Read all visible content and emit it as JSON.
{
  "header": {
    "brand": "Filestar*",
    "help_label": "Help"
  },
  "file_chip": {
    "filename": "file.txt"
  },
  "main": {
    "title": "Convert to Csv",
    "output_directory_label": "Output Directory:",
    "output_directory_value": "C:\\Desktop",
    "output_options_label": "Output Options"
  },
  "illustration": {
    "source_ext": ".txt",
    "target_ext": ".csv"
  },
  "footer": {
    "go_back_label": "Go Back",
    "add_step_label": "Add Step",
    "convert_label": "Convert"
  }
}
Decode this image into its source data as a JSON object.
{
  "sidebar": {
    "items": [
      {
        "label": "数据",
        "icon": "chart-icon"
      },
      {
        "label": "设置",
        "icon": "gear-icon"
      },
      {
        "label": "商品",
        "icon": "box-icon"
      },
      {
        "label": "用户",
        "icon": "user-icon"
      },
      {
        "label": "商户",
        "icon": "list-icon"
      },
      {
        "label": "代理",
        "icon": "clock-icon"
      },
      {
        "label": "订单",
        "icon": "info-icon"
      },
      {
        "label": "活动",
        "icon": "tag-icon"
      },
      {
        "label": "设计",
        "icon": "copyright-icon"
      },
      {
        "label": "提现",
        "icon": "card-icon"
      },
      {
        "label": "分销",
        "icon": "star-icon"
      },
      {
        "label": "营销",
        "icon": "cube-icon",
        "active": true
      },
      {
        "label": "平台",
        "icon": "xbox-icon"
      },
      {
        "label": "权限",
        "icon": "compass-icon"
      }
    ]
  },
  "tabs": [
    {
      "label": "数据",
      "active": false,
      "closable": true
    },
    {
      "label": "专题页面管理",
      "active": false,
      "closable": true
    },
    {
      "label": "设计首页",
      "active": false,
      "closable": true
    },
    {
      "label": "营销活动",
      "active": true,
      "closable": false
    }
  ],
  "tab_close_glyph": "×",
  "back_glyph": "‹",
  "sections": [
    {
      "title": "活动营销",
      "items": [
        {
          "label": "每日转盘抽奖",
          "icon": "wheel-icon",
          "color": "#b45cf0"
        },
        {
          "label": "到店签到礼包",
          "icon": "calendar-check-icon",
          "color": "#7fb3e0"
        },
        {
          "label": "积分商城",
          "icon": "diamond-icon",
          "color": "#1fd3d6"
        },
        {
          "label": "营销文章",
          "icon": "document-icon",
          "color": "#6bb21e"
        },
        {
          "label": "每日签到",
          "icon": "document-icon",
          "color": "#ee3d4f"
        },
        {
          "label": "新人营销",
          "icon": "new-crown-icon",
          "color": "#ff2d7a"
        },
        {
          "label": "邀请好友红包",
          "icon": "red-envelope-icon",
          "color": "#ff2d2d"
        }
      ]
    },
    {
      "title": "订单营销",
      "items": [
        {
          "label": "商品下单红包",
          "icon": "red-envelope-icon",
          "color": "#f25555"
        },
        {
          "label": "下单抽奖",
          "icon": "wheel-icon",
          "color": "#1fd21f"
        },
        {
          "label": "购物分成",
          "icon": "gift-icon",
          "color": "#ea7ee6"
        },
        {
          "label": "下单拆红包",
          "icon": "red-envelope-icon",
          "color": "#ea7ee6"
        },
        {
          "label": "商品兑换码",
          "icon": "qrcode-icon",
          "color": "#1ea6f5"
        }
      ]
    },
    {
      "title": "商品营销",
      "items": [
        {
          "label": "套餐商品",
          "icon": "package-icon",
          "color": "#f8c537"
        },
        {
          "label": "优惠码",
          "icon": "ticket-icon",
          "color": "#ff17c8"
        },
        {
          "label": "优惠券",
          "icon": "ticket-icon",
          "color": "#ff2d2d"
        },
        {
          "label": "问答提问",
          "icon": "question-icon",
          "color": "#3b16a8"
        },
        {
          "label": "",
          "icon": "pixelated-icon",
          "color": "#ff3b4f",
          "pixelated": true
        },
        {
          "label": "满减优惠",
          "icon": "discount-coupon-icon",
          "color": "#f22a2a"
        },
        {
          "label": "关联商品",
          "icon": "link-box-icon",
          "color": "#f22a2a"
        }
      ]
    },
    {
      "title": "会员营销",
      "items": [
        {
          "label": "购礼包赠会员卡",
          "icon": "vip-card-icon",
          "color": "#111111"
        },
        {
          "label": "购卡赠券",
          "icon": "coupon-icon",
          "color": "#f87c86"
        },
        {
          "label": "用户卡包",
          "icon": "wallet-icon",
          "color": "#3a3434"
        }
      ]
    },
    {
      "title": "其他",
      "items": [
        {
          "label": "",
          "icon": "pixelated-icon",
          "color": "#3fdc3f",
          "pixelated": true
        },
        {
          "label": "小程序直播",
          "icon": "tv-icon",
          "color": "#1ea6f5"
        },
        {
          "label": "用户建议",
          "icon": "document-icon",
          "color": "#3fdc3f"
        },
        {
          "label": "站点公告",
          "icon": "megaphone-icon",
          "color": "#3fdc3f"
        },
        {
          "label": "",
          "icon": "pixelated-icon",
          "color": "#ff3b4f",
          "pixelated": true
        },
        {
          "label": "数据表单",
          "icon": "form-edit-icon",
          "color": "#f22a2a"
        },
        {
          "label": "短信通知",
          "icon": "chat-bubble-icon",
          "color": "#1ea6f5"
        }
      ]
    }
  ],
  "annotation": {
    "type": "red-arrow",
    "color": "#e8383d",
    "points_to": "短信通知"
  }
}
-------------------------
## Work to be completed:
From the first line to the last, retype the data exactly.

## Final result:
Read all visible content and emit it as JSON.
{
  "header": {
    "brand": "Filestar*",
    "help_label": "Help"
  },
  "file_chip": {
    "filename": "file.txt"
  },
  "main": {
    "title": "Convert to Csv",
    "output_directory_label": "Output Directory:",
    "output_directory_value": "C:\\Desktop",
    "output_options_label": "Output Options"
  },
  "illustration": {
    "source_ext": ".txt",
    "target_ext": ".csv"
  },
  "footer": {
    "go_back_label": "Go Back",
    "add_step_label": "Add Step",
    "convert_label": "Convert"
  }
}
Decode this image into its source data as a JSON object.
{
  "sidebar": {
    "items": [
      {
        "label": "数据",
        "icon": "chart-icon"
      },
      {
        "label": "设置",
        "icon": "gear-icon"
      },
      {
        "label": "商品",
        "icon": "box-icon"
      },
      {
        "label": "用户",
        "icon": "user-icon"
      },
      {
        "label": "商户",
        "icon": "list-icon"
      },
      {
        "label": "代理",
        "icon": "clock-icon"
      },
      {
        "label": "订单",
        "icon": "info-icon"
      },
      {
        "label": "活动",
        "icon": "tag-icon"
      },
      {
        "label": "设计",
        "icon": "copyright-icon"
      },
      {
        "label": "提现",
        "icon": "card-icon"
      },
      {
        "label": "分销",
        "icon": "star-icon"
      },
      {
        "label": "营销",
        "icon": "cube-icon",
        "active": true
      },
      {
        "label": "平台",
        "icon": "xbox-icon"
      },
      {
        "label": "权限",
        "icon": "compass-icon"
      }
    ]
  },
  "tabs": [
    {
      "label": "数据",
      "active": false,
      "closable": true
    },
    {
      "label": "专题页面管理",
      "active": false,
      "closable": true
    },
    {
      "label": "设计首页",
      "active": false,
      "closable": true
    },
    {
      "label": "营销活动",
      "active": true,
      "closable": false
    }
  ],
  "tab_close_glyph": "×",
  "back_glyph": "‹",
  "sections": [
    {
      "title": "活动营销",
      "items": [
        {
          "label": "每日转盘抽奖",
          "icon": "wheel-icon",
          "color": "#b45cf0"
        },
        {
          "label": "到店签到礼包",
          "icon": "calendar-check-icon",
          "color": "#7fb3e0"
        },
        {
          "label": "积分商城",
          "icon": "diamond-icon",
          "color": "#1fd3d6"
        },
        {
          "label": "营销文章",
          "icon": "document-icon",
          "color": "#6bb21e"
        },
        {
          "label": "每日签到",
          "icon": "document-icon",
          "color": "#ee3d4f"
        },
        {
          "label": "新人营销",
          "icon": "new-crown-icon",
          "color": "#ff2d7a"
        },
        {
          "label": "邀请好友红包",
          "icon": "red-envelope-icon",
          "color": "#ff2d2d"
        }
      ]
    },
    {
      "title": "订单营销",
      "items": [
        {
          "label": "商品下单红包",
          "icon": "red-envelope-icon",
          "color": "#f25555"
        },
        {
          "label": "下单抽奖",
          "icon": "wheel-icon",
          "color": "#1fd21f"
        },
        {
          "label": "购物分成",
          "icon": "gift-icon",
          "color": "#ea7ee6"
        },
        {
          "label": "下单拆红包",
          "icon": "red-envelope-icon",
          "color": "#ea7ee6"
        },
        {
          "label": "商品兑换码",
          "icon": "qrcode-icon",
          "color": "#1ea6f5"
        }
      ]
    },
    {
      "title": "商品营销",
      "items": [
        {
          "label": "套餐商品",
          "icon": "package-icon",
          "color": "#f8c537"
        },
        {
          "label": "优惠码",
          "icon": "ticket-icon",
          "color": "#ff17c8"
        },
        {
          "label": "优惠券",
          "icon": "ticket-icon",
          "color": "#ff2d2d"
        },
        {
          "label": "问答提问",
          "icon": "question-icon",
          "color": "#3b16a8"
        },
        {
          "label": "",
          "icon": "pixelated-icon",
          "color": "#ff3b4f",
          "pixelated": true
        },
        {
          "label": "满减优惠",
          "icon": "discount-coupon-icon",
          "color": "#f22a2a"
        },
        {
          "label": "关联商品",
          "icon": "link-box-icon",
          "color": "#f22a2a"
        }
      ]
    },
    {
      "title": "会员营销",
      "items": [
        {
          "label": "购礼包赠会员卡",
          "icon": "vip-card-icon",
          "color": "#111111"
        },
        {
          "label": "购卡赠券",
          "icon": "coupon-icon",
          "color": "#f87c86"
        },
        {
          "label": "用户卡包",
          "icon": "wallet-icon",
          "color": "#3a3434"
        }
      ]
    },
    {
      "title": "其他",
      "items": [
        {
          "label": "",
          "icon": "pixelated-icon",
          "color": "#3fdc3f",
          "pixelated": true
        },
        {
          "label": "小程序直播",
          "icon": "tv-icon",
          "color": "#1ea6f5"
        },
        {
          "label": "用户建议",
          "icon": "document-icon",
          "color": "#3fdc3f"
        },
        {
          "label": "站点公告",
          "icon": "megaphone-icon",
          "color": "#3fdc3f"
        },
        {
          "label": "",
          "icon": "pixelated-icon",
          "color": "#ff3b4f",
          "pixelated": true
        },
        {
          "label": "数据表单",
          "icon": "form-edit-icon",
          "color": "#f22a2a"
        },
        {
          "label": "短信通知",
          "icon": "chat-bubble-icon",
          "color": "#1ea6f5"
        }
      ]
    }
  ],
  "annotation": {
    "type": "red-arrow",
    "color": "#e8383d",
    "points_to": "短信通知"
  }
}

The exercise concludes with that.